(Beginning of Extract to read)

It is recognized that mixing plays an important role in the growing use of microfluidic devices for lab-on-a-chip applications. For applications ranging from DNA separation and amplification to protein crystallization and kinetics studies, the performance of a lab-on-a-chip device is directly related to the rate at which two or more fluids can be mixed. Due to the small dimensions of microchannels as well as the limited range of obtainable linear flow rates, flow in microchannels is confined to the laminar regime and mixing is dominated by molecular diffusion.

Perhaps the best known examples pertaining to passive microfluidic mixing are the staggered herringbone mixer (SHM) and the slanted groove micromixer (SGM). The SGM consists of diagonal grooves embedded into the floor of a microchannel situated at an angle θ with respect to the axial direction. The Dandy group is carrying out a systematic study of the SGM geometry using computational fluid dynamics (CFD) to determine optimal geometrical configurations associated with groove depth, length, and spacing. As seen in the figure to the right, a significant enhancement in mixing may be achieved through manipulation of the groove length to ridge height ratio. Studies are ongoing to determine correlations arising from the CFD simulations that may be used to guide microchannel design.

(End of Extract to read)

# Your tasks
(1) Summarize the passage on microfluidic mixing in two sentences.
(2) In the passage on microfluidic mixing, what does the slanted groove micromixer consist of?
(3) Carry on the passage on microfluidic mixing from its final sentence.
The items that follow have no connection to the passage on microfluidic mixing.

(Beginning of Entries shown)

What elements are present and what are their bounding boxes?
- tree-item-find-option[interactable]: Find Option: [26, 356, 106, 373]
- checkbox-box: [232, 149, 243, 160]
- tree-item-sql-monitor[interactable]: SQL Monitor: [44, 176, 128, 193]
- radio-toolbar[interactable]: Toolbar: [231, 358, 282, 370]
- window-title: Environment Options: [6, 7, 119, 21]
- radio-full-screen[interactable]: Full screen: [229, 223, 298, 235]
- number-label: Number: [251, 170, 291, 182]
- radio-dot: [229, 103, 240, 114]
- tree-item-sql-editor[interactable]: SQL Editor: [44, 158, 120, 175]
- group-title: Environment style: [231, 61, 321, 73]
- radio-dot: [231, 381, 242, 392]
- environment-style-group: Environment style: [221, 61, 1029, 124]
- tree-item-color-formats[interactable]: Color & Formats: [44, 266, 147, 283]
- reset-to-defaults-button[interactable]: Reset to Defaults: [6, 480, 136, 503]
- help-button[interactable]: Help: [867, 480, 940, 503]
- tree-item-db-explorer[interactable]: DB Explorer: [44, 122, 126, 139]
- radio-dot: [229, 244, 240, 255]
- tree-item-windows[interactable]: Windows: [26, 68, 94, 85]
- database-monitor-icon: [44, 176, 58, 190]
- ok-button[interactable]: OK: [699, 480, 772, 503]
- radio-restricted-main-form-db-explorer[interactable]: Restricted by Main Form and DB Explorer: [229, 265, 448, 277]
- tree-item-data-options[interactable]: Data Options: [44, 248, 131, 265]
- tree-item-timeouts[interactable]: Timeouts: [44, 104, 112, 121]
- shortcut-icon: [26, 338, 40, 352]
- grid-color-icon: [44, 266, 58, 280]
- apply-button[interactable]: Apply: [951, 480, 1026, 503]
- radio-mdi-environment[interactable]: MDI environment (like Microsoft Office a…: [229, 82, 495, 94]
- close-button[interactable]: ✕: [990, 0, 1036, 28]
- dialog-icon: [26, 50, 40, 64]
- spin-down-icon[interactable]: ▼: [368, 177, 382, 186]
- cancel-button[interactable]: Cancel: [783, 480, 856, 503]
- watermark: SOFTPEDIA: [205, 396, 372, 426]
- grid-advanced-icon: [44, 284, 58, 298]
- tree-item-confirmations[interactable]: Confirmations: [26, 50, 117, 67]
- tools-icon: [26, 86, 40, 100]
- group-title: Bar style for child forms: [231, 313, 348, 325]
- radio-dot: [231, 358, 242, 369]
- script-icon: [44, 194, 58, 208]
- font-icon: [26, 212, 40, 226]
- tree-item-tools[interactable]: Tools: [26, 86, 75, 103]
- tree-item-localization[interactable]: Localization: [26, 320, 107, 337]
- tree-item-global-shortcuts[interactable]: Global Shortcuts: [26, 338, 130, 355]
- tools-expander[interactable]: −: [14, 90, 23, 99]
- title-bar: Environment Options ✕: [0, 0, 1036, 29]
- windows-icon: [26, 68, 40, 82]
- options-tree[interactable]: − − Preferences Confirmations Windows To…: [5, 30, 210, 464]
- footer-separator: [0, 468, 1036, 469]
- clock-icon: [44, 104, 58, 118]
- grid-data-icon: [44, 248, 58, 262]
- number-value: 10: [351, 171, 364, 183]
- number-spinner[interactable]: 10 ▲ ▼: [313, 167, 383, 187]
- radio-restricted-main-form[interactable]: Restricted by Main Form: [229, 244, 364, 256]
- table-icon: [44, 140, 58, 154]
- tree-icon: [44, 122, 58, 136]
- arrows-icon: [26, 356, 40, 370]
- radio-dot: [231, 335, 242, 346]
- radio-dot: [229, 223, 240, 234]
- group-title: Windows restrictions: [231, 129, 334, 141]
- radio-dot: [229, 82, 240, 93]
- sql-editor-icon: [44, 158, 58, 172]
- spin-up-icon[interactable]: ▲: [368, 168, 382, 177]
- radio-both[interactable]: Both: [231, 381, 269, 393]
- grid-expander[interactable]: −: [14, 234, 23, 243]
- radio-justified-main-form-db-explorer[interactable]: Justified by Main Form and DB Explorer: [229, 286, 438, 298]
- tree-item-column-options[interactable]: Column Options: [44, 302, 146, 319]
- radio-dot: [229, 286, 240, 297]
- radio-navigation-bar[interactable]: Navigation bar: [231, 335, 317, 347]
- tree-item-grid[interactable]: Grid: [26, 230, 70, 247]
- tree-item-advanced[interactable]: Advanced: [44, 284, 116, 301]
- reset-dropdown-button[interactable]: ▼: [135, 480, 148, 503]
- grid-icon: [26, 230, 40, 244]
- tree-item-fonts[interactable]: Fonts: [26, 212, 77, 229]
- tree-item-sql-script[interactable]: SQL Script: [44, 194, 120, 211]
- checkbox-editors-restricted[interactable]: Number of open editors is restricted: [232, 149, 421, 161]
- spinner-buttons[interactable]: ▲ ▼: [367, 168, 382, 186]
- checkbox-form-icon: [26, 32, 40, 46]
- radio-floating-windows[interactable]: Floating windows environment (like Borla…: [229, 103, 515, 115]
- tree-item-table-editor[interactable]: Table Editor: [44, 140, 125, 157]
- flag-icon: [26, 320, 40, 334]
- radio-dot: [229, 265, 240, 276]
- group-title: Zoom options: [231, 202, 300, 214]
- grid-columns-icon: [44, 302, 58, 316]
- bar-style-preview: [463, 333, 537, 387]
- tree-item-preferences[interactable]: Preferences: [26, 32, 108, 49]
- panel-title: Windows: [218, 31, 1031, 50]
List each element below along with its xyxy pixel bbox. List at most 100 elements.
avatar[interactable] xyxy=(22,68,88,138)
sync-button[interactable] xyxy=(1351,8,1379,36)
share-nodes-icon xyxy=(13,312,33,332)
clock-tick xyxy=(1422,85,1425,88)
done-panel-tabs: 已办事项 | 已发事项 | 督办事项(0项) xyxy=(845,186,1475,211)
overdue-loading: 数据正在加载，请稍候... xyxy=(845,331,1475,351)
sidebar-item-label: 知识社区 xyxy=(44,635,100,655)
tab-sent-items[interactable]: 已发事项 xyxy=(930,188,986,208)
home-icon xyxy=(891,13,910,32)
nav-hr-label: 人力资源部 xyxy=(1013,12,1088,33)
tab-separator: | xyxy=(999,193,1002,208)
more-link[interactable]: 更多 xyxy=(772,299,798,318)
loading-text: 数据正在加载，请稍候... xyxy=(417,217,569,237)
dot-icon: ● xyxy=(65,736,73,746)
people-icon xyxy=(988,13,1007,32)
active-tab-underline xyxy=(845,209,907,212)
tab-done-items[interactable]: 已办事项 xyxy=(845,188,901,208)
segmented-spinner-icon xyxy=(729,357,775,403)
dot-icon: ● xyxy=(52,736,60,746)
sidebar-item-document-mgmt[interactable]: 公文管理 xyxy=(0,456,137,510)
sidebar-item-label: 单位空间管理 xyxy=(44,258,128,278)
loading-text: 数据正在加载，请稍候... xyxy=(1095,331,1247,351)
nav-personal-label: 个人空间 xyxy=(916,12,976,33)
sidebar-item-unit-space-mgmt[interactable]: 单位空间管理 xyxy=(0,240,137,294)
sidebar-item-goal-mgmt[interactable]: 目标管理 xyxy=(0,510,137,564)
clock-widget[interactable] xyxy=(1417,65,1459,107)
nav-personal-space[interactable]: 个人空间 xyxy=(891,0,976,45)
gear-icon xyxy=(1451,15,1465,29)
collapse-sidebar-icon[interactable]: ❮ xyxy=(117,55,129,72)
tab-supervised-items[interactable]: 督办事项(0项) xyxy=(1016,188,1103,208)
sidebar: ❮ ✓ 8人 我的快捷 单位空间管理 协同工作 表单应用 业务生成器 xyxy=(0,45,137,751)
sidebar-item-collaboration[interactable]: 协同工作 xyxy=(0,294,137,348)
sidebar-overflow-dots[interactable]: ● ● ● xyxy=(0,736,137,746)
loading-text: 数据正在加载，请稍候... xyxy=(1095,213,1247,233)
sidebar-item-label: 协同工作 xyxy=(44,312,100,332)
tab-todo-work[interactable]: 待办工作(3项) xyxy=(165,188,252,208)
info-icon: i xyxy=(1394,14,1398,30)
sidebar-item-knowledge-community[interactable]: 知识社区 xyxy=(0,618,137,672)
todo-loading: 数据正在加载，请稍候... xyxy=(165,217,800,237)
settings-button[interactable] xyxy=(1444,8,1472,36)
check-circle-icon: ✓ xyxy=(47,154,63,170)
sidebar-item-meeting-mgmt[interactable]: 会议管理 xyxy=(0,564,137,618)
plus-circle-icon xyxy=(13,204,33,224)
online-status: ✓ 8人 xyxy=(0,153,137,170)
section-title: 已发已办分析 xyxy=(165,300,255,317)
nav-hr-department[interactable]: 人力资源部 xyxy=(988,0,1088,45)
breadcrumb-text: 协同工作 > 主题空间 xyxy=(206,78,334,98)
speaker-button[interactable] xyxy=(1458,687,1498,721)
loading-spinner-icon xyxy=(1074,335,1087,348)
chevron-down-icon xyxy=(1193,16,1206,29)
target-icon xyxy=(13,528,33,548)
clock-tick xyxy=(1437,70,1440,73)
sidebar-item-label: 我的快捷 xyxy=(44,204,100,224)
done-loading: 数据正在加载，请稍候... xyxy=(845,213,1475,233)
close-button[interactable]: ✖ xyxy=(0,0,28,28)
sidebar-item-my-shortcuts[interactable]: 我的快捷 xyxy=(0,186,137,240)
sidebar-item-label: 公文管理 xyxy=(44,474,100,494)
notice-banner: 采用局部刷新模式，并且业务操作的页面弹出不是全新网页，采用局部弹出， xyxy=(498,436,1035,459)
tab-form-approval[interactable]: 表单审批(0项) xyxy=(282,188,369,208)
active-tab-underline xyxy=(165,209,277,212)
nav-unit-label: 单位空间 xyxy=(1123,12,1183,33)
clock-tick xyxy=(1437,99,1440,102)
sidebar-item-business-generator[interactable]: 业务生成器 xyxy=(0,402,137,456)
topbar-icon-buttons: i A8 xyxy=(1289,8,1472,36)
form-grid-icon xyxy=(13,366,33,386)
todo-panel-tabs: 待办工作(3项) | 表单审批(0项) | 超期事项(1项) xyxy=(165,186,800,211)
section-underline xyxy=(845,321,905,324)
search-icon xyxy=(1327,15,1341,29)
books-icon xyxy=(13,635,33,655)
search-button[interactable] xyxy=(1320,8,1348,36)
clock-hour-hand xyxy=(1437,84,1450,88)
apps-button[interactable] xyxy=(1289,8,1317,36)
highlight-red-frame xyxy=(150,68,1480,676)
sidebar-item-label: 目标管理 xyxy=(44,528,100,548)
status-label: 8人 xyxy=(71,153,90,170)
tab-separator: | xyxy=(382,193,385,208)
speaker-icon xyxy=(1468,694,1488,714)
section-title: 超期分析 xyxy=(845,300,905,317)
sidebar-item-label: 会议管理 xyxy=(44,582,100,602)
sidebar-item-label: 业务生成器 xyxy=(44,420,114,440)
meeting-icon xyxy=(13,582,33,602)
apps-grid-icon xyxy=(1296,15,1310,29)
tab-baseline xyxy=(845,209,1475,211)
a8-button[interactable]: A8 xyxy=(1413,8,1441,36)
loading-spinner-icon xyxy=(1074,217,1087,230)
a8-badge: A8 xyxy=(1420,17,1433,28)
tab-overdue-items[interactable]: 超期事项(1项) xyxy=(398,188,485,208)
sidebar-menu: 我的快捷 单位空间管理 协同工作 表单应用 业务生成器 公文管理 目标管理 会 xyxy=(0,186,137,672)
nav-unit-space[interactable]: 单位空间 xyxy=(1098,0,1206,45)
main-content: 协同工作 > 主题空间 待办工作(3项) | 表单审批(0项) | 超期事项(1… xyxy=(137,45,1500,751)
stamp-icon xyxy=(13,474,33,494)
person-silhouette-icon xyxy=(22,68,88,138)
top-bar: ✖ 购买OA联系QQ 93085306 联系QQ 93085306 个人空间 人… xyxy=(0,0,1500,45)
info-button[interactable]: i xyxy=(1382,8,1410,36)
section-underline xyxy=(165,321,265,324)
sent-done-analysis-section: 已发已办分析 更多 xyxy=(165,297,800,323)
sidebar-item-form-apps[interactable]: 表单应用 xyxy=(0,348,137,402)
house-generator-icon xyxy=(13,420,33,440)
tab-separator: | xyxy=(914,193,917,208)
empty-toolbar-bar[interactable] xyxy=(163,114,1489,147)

(End of Entries shown)

# Per-task outputs
(1) The performance of lab-on-a-chip microfluidic devices depends directly on how fast fluids can be mixed, but flow in microchannels is confined to the laminar regime, so mixing is dominated by molecular diffusion. The Dandy group is using computational fluid dynamics to study the slanted groove micromixer's geometry and has found that changing the groove length to ridge height ratio can significantly enhance mixing, with work ongoing to find correlations that can guide microchannel design.

(2) Diagonal grooves embedded into the floor of a microchannel at an angle θ to the axial direction.

(3)
With the goal of further simplifying fabrication of a micromixer, we are developing a new method for achieving chaotic advection through application of a localized electric field perpendicular to the mean flow direction driven by a pressure gradient in a planar rectangular microchannel. The electric field, created by a potential drop across an integrated electrode gap, drives electro-osmotic flow (EOF) perpendicular to the main flow direction, thereby creating a secondary recirculation flow profile.

Through control of the electrode geometry-gap width, gap location, and axial separation, it is possible to induce rapid mixing in short axial distances. This device, a superposition of transverse electro-osmotic and axial pressure driven flow, is referred to as an electro-osmotic chaotic advection micromixer (eCAM).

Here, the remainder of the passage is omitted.